= What you will do =
Please print every record below exactly as it appears.
======== Recorded information
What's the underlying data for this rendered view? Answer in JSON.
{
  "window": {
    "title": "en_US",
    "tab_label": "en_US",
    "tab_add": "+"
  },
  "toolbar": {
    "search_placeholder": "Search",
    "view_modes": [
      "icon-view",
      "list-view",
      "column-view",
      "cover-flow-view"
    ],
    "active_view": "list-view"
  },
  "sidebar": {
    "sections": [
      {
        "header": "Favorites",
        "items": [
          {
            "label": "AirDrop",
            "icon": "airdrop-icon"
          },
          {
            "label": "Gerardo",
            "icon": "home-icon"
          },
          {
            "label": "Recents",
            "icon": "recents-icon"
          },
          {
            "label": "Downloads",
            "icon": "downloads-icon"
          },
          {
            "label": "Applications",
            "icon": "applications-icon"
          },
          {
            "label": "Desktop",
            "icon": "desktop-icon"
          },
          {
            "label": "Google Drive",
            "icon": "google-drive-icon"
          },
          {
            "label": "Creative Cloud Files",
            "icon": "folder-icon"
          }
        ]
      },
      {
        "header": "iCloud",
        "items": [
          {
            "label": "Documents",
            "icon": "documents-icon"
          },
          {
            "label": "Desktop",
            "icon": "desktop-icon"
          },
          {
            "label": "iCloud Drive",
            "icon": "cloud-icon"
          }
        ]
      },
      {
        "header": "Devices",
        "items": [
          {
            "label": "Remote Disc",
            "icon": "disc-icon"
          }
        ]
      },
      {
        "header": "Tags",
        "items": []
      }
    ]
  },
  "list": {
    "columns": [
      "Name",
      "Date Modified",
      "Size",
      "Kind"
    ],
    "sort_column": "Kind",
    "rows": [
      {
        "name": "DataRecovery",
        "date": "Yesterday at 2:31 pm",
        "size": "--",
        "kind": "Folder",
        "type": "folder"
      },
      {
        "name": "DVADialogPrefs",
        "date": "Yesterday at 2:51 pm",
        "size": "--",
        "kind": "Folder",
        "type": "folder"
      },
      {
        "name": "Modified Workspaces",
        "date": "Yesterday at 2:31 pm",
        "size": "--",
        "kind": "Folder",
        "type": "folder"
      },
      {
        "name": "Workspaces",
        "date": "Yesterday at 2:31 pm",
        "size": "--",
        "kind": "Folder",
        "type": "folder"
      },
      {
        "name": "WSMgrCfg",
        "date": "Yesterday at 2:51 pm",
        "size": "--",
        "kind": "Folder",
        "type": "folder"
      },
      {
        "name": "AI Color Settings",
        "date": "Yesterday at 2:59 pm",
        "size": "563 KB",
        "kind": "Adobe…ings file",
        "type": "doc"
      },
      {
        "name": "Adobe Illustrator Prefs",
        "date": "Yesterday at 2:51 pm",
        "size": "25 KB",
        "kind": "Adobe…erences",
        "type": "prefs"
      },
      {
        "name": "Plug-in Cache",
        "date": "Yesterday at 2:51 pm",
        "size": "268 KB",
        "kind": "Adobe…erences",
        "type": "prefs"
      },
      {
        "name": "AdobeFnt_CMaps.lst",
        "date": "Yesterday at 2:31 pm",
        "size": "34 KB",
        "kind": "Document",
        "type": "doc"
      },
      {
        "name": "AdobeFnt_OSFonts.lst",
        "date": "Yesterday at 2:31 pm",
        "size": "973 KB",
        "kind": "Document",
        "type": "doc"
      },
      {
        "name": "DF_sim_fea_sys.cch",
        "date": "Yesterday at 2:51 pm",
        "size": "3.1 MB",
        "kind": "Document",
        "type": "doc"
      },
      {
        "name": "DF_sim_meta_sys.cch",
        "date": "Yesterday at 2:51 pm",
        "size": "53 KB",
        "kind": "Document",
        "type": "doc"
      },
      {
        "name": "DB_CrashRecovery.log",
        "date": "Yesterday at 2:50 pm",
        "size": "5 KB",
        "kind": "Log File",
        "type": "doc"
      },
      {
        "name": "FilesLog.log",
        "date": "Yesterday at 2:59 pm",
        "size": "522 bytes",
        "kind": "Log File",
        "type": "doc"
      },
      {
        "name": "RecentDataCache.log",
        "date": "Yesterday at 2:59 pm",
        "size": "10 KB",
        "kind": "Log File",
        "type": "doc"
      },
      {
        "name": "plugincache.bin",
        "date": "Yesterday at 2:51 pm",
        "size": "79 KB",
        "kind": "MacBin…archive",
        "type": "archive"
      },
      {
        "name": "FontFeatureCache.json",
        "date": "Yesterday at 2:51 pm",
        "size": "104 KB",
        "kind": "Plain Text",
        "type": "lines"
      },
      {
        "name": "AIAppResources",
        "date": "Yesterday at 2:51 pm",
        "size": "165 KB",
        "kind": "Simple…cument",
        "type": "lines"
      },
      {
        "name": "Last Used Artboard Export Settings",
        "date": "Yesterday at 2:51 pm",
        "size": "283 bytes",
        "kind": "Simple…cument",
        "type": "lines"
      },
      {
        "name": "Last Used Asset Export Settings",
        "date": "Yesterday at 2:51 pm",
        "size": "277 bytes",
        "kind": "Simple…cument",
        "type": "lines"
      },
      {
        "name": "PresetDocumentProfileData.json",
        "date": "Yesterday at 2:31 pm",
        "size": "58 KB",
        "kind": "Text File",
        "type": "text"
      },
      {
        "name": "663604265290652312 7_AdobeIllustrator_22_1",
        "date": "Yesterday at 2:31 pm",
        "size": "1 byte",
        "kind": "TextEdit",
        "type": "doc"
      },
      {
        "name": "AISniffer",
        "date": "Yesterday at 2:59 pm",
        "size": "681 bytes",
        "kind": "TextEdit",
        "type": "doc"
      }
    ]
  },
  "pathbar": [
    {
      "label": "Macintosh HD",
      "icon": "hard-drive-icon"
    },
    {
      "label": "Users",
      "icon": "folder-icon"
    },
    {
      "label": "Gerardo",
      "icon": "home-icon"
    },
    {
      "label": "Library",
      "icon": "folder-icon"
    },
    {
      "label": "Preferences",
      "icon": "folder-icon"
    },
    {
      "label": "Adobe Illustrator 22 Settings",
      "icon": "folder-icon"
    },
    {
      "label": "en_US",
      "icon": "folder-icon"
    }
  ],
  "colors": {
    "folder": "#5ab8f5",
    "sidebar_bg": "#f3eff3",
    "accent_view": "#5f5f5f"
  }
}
================
= Solved exercise =
What's the underlying data for this rendered view? Answer in JSON.
{
  "window": {
    "title": "en_US",
    "tab_label": "en_US",
    "tab_add": "+"
  },
  "toolbar": {
    "search_placeholder": "Search",
    "view_modes": [
      "icon-view",
      "list-view",
      "column-view",
      "cover-flow-view"
    ],
    "active_view": "list-view"
  },
  "sidebar": {
    "sections": [
      {
        "header": "Favorites",
        "items": [
          {
            "label": "AirDrop",
            "icon": "airdrop-icon"
          },
          {
            "label": "Gerardo",
            "icon": "home-icon"
          },
          {
            "label": "Recents",
            "icon": "recents-icon"
          },
          {
            "label": "Downloads",
            "icon": "downloads-icon"
          },
          {
            "label": "Applications",
            "icon": "applications-icon"
          },
          {
            "label": "Desktop",
            "icon": "desktop-icon"
          },
          {
            "label": "Google Drive",
            "icon": "google-drive-icon"
          },
          {
            "label": "Creative Cloud Files",
            "icon": "folder-icon"
          }
        ]
      },
      {
        "header": "iCloud",
        "items": [
          {
            "label": "Documents",
            "icon": "documents-icon"
          },
          {
            "label": "Desktop",
            "icon": "desktop-icon"
          },
          {
            "label": "iCloud Drive",
            "icon": "cloud-icon"
          }
        ]
      },
      {
        "header": "Devices",
        "items": [
          {
            "label": "Remote Disc",
            "icon": "disc-icon"
          }
        ]
      },
      {
        "header": "Tags",
        "items": []
      }
    ]
  },
  "list": {
    "columns": [
      "Name",
      "Date Modified",
      "Size",
      "Kind"
    ],
    "sort_column": "Kind",
    "rows": [
      {
        "name": "DataRecovery",
        "date": "Yesterday at 2:31 pm",
        "size": "--",
        "kind": "Folder",
        "type": "folder"
      },
      {
        "name": "DVADialogPrefs",
        "date": "Yesterday at 2:51 pm",
        "size": "--",
        "kind": "Folder",
        "type": "folder"
      },
      {
        "name": "Modified Workspaces",
        "date": "Yesterday at 2:31 pm",
        "size": "--",
        "kind": "Folder",
        "type": "folder"
      },
      {
        "name": "Workspaces",
        "date": "Yesterday at 2:31 pm",
        "size": "--",
        "kind": "Folder",
        "type": "folder"
      },
      {
        "name": "WSMgrCfg",
        "date": "Yesterday at 2:51 pm",
        "size": "--",
        "kind": "Folder",
        "type": "folder"
      },
      {
        "name": "AI Color Settings",
        "date": "Yesterday at 2:59 pm",
        "size": "563 KB",
        "kind": "Adobe…ings file",
        "type": "doc"
      },
      {
        "name": "Adobe Illustrator Prefs",
        "date": "Yesterday at 2:51 pm",
        "size": "25 KB",
        "kind": "Adobe…erences",
        "type": "prefs"
      },
      {
        "name": "Plug-in Cache",
        "date": "Yesterday at 2:51 pm",
        "size": "268 KB",
        "kind": "Adobe…erences",
        "type": "prefs"
      },
      {
        "name": "AdobeFnt_CMaps.lst",
        "date": "Yesterday at 2:31 pm",
        "size": "34 KB",
        "kind": "Document",
        "type": "doc"
      },
      {
        "name": "AdobeFnt_OSFonts.lst",
        "date": "Yesterday at 2:31 pm",
        "size": "973 KB",
        "kind": "Document",
        "type": "doc"
      },
      {
        "name": "DF_sim_fea_sys.cch",
        "date": "Yesterday at 2:51 pm",
        "size": "3.1 MB",
        "kind": "Document",
        "type": "doc"
      },
      {
        "name": "DF_sim_meta_sys.cch",
        "date": "Yesterday at 2:51 pm",
        "size": "53 KB",
        "kind": "Document",
        "type": "doc"
      },
      {
        "name": "DB_CrashRecovery.log",
        "date": "Yesterday at 2:50 pm",
        "size": "5 KB",
        "kind": "Log File",
        "type": "doc"
      },
      {
        "name": "FilesLog.log",
        "date": "Yesterday at 2:59 pm",
        "size": "522 bytes",
        "kind": "Log File",
        "type": "doc"
      },
      {
        "name": "RecentDataCache.log",
        "date": "Yesterday at 2:59 pm",
        "size": "10 KB",
        "kind": "Log File",
        "type": "doc"
      },
      {
        "name": "plugincache.bin",
        "date": "Yesterday at 2:51 pm",
        "size": "79 KB",
        "kind": "MacBin…archive",
        "type": "archive"
      },
      {
        "name": "FontFeatureCache.json",
        "date": "Yesterday at 2:51 pm",
        "size": "104 KB",
        "kind": "Plain Text",
        "type": "lines"
      },
      {
        "name": "AIAppResources",
        "date": "Yesterday at 2:51 pm",
        "size": "165 KB",
        "kind": "Simple…cument",
        "type": "lines"
      },
      {
        "name": "Last Used Artboard Export Settings",
        "date": "Yesterday at 2:51 pm",
        "size": "283 bytes",
        "kind": "Simple…cument",
        "type": "lines"
      },
      {
        "name": "Last Used Asset Export Settings",
        "date": "Yesterday at 2:51 pm",
        "size": "277 bytes",
        "kind": "Simple…cument",
        "type": "lines"
      },
      {
        "name": "PresetDocumentProfileData.json",
        "date": "Yesterday at 2:31 pm",
        "size": "58 KB",
        "kind": "Text File",
        "type": "text"
      },
      {
        "name": "663604265290652312 7_AdobeIllustrator_22_1",
        "date": "Yesterday at 2:31 pm",
        "size": "1 byte",
        "kind": "TextEdit",
        "type": "doc"
      },
      {
        "name": "AISniffer",
        "date": "Yesterday at 2:59 pm",
        "size": "681 bytes",
        "kind": "TextEdit",
        "type": "doc"
      }
    ]
  },
  "pathbar": [
    {
      "label": "Macintosh HD",
      "icon": "hard-drive-icon"
    },
    {
      "label": "Users",
      "icon": "folder-icon"
    },
    {
      "label": "Gerardo",
      "icon": "home-icon"
    },
    {
      "label": "Library",
      "icon": "folder-icon"
    },
    {
      "label": "Preferences",
      "icon": "folder-icon"
    },
    {
      "label": "Adobe Illustrator 22 Settings",
      "icon": "folder-icon"
    },
    {
      "label": "en_US",
      "icon": "folder-icon"
    }
  ],
  "colors": {
    "folder": "#5ab8f5",
    "sidebar_bg": "#f3eff3",
    "accent_view": "#5f5f5f"
  }
}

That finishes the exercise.